Problem: Repeat the listing in full. Nothing may be added or left out.

Records provided:
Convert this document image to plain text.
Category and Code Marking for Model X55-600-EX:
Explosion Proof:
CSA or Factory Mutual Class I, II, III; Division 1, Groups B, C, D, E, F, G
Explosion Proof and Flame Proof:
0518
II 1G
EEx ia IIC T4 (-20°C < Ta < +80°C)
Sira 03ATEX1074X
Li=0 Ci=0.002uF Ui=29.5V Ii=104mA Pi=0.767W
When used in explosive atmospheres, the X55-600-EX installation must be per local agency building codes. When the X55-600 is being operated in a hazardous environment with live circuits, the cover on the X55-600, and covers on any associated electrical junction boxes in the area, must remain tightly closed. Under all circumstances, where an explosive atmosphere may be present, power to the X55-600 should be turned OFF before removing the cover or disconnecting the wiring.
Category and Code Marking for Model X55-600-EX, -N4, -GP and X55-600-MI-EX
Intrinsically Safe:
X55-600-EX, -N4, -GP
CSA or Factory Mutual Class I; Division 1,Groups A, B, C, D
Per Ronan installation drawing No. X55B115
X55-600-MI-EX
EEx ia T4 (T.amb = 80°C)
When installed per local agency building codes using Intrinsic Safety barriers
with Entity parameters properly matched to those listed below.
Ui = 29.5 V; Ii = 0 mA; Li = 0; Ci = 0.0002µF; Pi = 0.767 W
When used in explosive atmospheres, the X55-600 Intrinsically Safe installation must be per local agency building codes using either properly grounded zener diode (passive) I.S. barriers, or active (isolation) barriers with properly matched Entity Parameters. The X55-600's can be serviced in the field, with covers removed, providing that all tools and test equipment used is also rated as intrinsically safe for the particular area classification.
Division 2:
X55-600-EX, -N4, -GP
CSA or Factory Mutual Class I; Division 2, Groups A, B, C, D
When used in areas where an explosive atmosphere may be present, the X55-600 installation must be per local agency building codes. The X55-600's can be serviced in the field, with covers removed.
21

Reply to the task:
Convert this document image to plain text.
Category and Code Marking for Model X55-600-EX:
Explosion Proof:
CSA or Factory Mutual Class I, II, III; Division 1, Groups B, C, D, E, F, G
Explosion Proof and Flame Proof:
0518
II 1G
EEx ia IIC T4 (-20°C < Ta < +80°C)
Sira 03ATEX1074X
Li=0 Ci=0.002uF Ui=29.5V Ii=104mA Pi=0.767W
When used in explosive atmospheres, the X55-600-EX installation must be per local agency building codes. When the X55-600 is being operated in a hazardous environment with live circuits, the cover on the X55-600, and covers on any associated electrical junction boxes in the area, must remain tightly closed. Under all circumstances, where an explosive atmosphere may be present, power to the X55-600 should be turned OFF before removing the cover or disconnecting the wiring.
Category and Code Marking for Model X55-600-EX, -N4, -GP and X55-600-MI-EX
Intrinsically Safe:
X55-600-EX, -N4, -GP
CSA or Factory Mutual Class I; Division 1,Groups A, B, C, D
Per Ronan installation drawing No. X55B115
X55-600-MI-EX
EEx ia T4 (T.amb = 80°C)
When installed per local agency building codes using Intrinsic Safety barriers
with Entity parameters properly matched to those listed below.
Ui = 29.5 V; Ii = 0 mA; Li = 0; Ci = 0.0002µF; Pi = 0.767 W
When used in explosive atmospheres, the X55-600 Intrinsically Safe installation must be per local agency building codes using either properly grounded zener diode (passive) I.S. barriers, or active (isolation) barriers with properly matched Entity Parameters. The X55-600's can be serviced in the field, with covers removed, providing that all tools and test equipment used is also rated as intrinsically safe for the particular area classification.
Division 2:
X55-600-EX, -N4, -GP
CSA or Factory Mutual Class I; Division 2, Groups A, B, C, D
When used in areas where an explosive atmosphere may be present, the X55-600 installation must be per local agency building codes. The X55-600's can be serviced in the field, with covers removed.
21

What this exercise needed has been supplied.